SHORT TASK:
Repeat the records below exactly, leaving out any pictures.

>> START MATERIAL PROVIDED

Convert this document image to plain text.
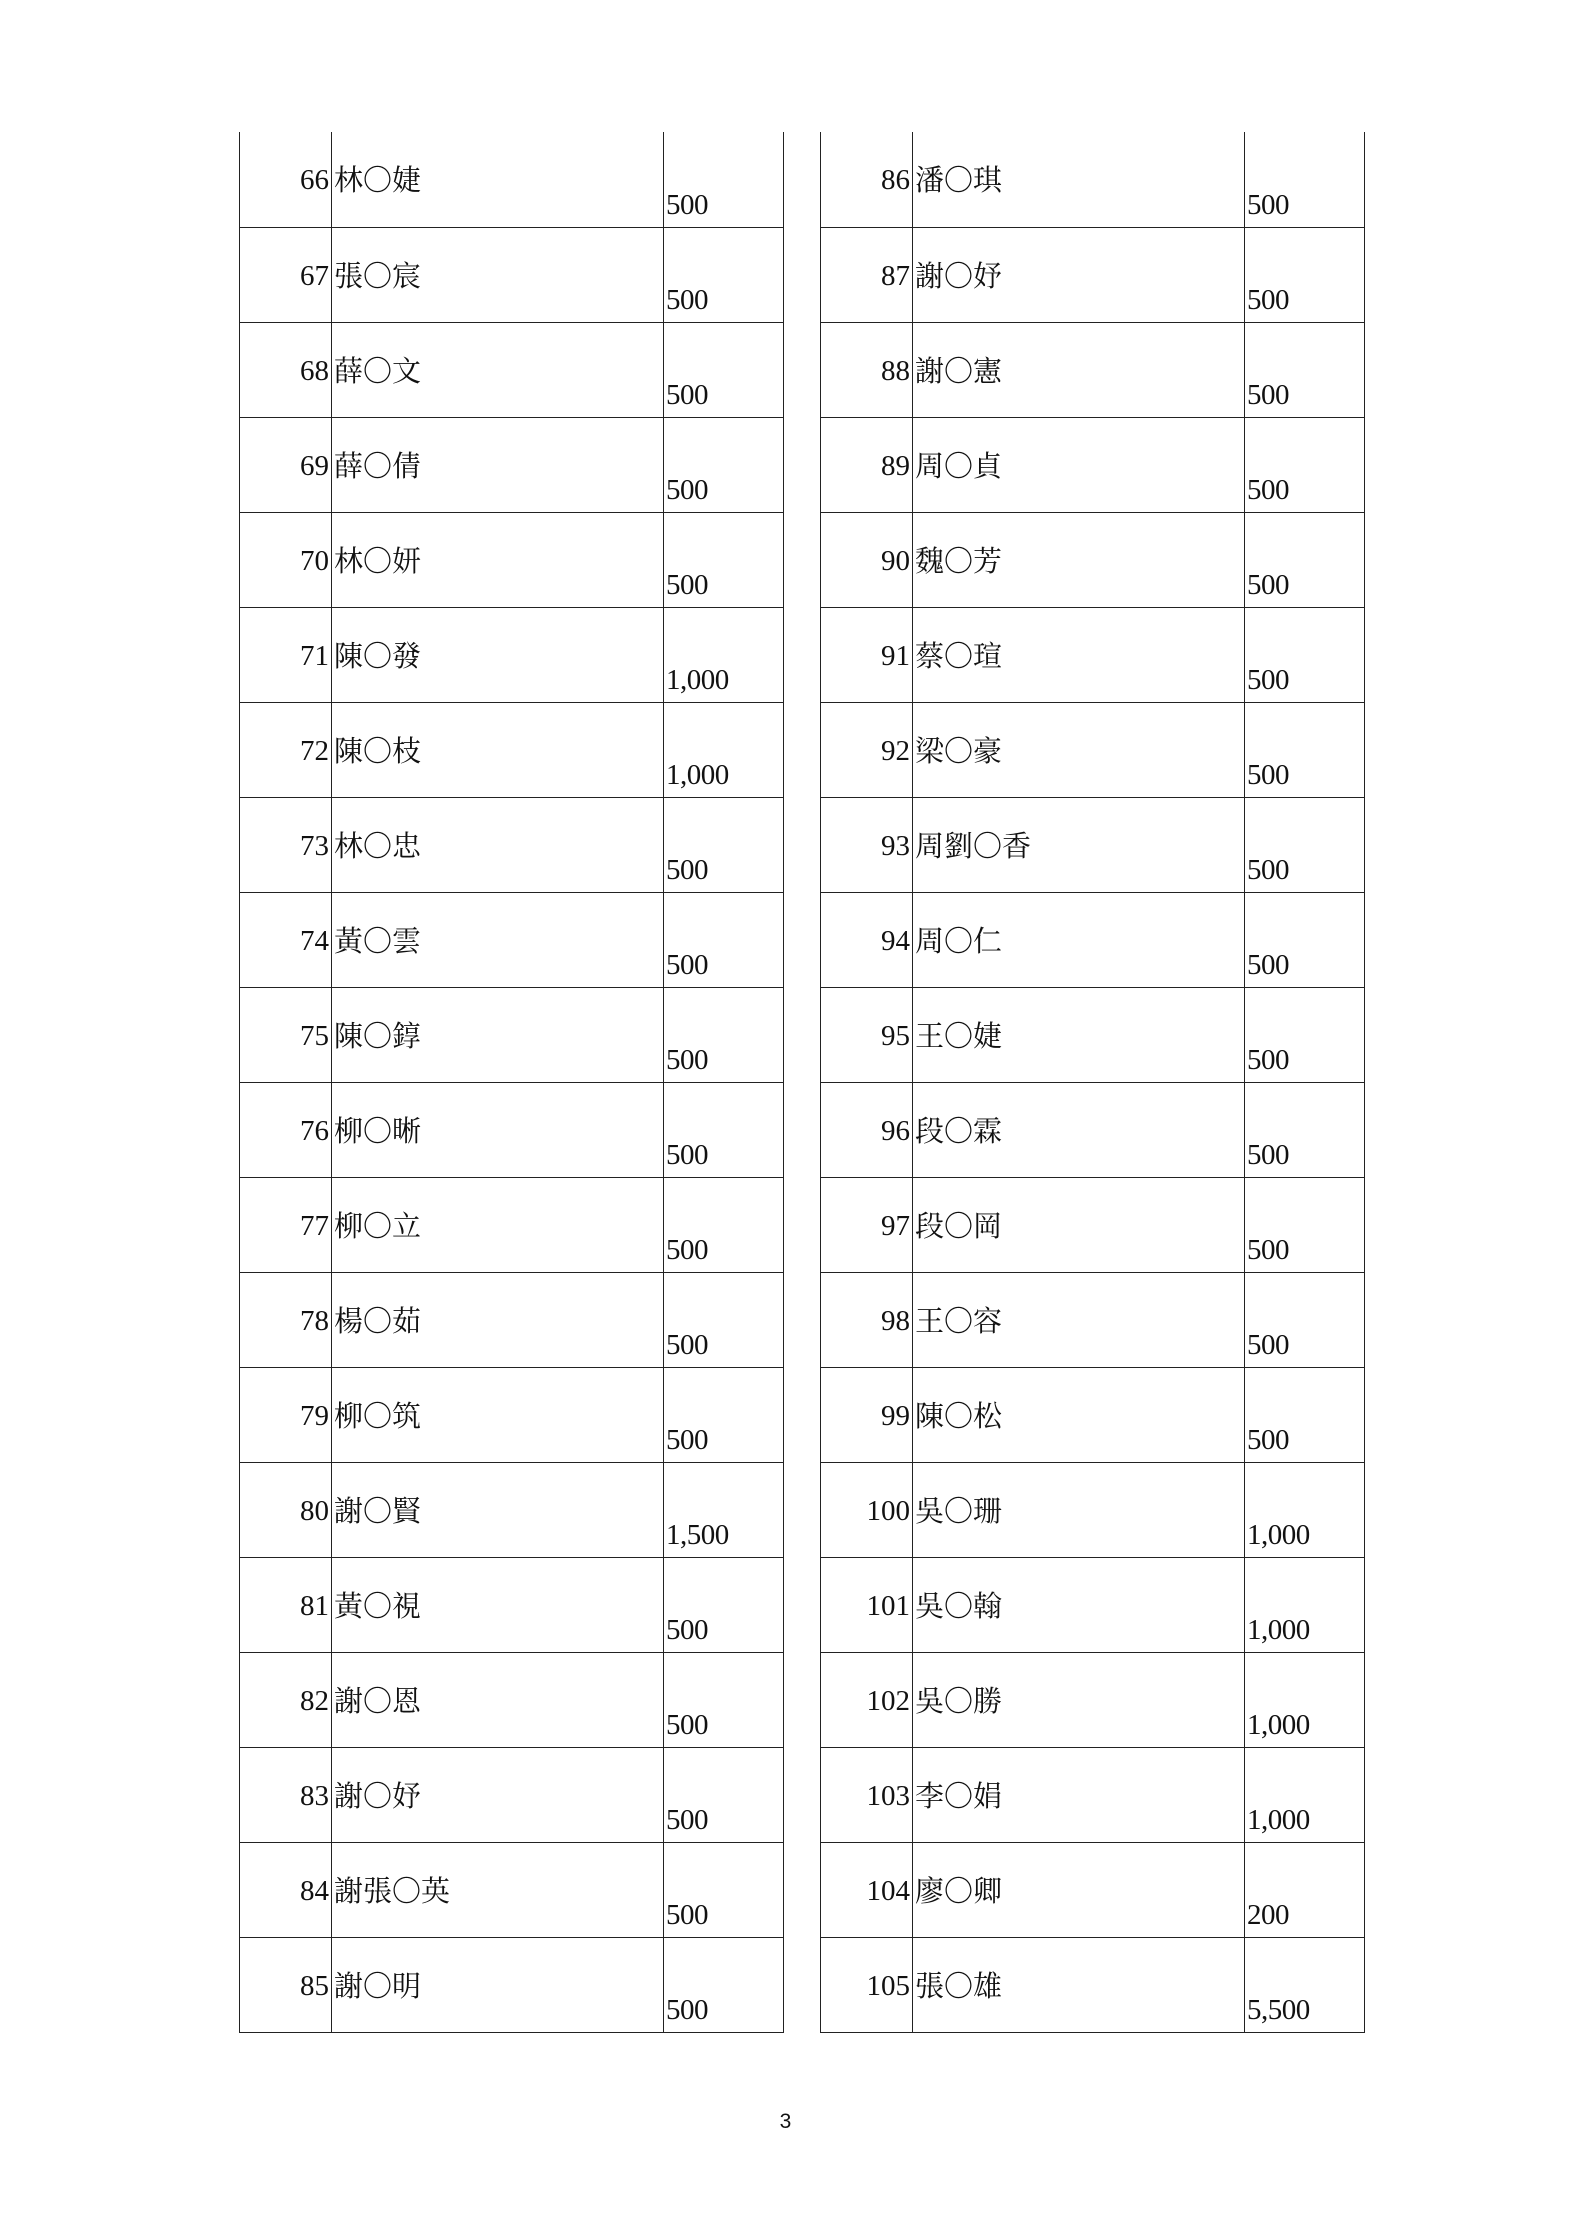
66	林〇婕	500
67	張〇宸	500
68	薛〇文	500
69	薛〇倩	500
70	林〇妍	500
71	陳〇發	1,000
72	陳〇枝	1,000
73	林〇忠	500
74	黃〇雲	500
75	陳〇錞	500
76	柳〇晰	500
77	柳〇立	500
78	楊〇茹	500
79	柳〇筑	500
80	謝〇賢	1,500
81	黃〇視	500
82	謝〇恩	500
83	謝〇妤	500
84	謝張〇英	500
85	謝〇明	500
86	潘〇琪	500
87	謝〇妤	500
88	謝〇憲	500
89	周〇貞	500
90	魏〇芳	500
91	蔡〇瑄	500
92	梁〇豪	500
93	周劉〇香	500
94	周〇仁	500
95	王〇婕	500
96	段〇霖	500
97	段〇岡	500
98	王〇容	500
99	陳〇松	500
100	吳〇珊	1,000
101	吳〇翰	1,000
102	吳〇勝	1,000
103	李〇娟	1,000
104	廖〇卿	200
105	張〇雄	5,500
3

>> END MATERIAL PROVIDED

RESPONSE:
Convert this document image to plain text.
66	林〇婕	500
67	張〇宸	500
68	薛〇文	500
69	薛〇倩	500
70	林〇妍	500
71	陳〇發	1,000
72	陳〇枝	1,000
73	林〇忠	500
74	黃〇雲	500
75	陳〇錞	500
76	柳〇晰	500
77	柳〇立	500
78	楊〇茹	500
79	柳〇筑	500
80	謝〇賢	1,500
81	黃〇視	500
82	謝〇恩	500
83	謝〇妤	500
84	謝張〇英	500
85	謝〇明	500
86	潘〇琪	500
87	謝〇妤	500
88	謝〇憲	500
89	周〇貞	500
90	魏〇芳	500
91	蔡〇瑄	500
92	梁〇豪	500
93	周劉〇香	500
94	周〇仁	500
95	王〇婕	500
96	段〇霖	500
97	段〇岡	500
98	王〇容	500
99	陳〇松	500
100	吳〇珊	1,000
101	吳〇翰	1,000
102	吳〇勝	1,000
103	李〇娟	1,000
104	廖〇卿	200
105	張〇雄	5,500
3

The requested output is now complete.